[Stored records]
______________________________
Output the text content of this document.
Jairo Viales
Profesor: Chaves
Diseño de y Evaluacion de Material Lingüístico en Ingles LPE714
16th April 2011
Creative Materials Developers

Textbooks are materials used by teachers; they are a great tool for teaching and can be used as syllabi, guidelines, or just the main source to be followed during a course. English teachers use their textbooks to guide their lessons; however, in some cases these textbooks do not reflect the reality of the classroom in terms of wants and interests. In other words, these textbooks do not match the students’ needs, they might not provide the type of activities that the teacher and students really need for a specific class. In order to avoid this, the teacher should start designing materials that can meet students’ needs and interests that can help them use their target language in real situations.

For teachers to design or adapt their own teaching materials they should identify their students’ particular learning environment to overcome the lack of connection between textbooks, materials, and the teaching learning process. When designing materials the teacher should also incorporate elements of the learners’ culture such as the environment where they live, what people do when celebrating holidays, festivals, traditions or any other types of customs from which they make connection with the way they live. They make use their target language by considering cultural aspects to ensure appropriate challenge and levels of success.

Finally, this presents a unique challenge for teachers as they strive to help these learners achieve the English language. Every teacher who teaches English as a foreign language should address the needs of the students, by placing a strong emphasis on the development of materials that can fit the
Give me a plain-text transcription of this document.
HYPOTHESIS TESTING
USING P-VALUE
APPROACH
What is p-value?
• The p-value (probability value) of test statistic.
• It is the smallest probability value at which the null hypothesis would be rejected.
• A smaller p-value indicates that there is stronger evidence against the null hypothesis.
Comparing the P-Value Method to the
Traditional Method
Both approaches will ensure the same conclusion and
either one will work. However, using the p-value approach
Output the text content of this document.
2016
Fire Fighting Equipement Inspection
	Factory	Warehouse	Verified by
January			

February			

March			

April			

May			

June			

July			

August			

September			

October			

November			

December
______________________________
» THE PROBLEM
Find the lines that include the string "will", then copy each of them.

» CORRECT RESPONSE
Both approaches will ensure the same conclusion and
either one will work. However, using the p-value approach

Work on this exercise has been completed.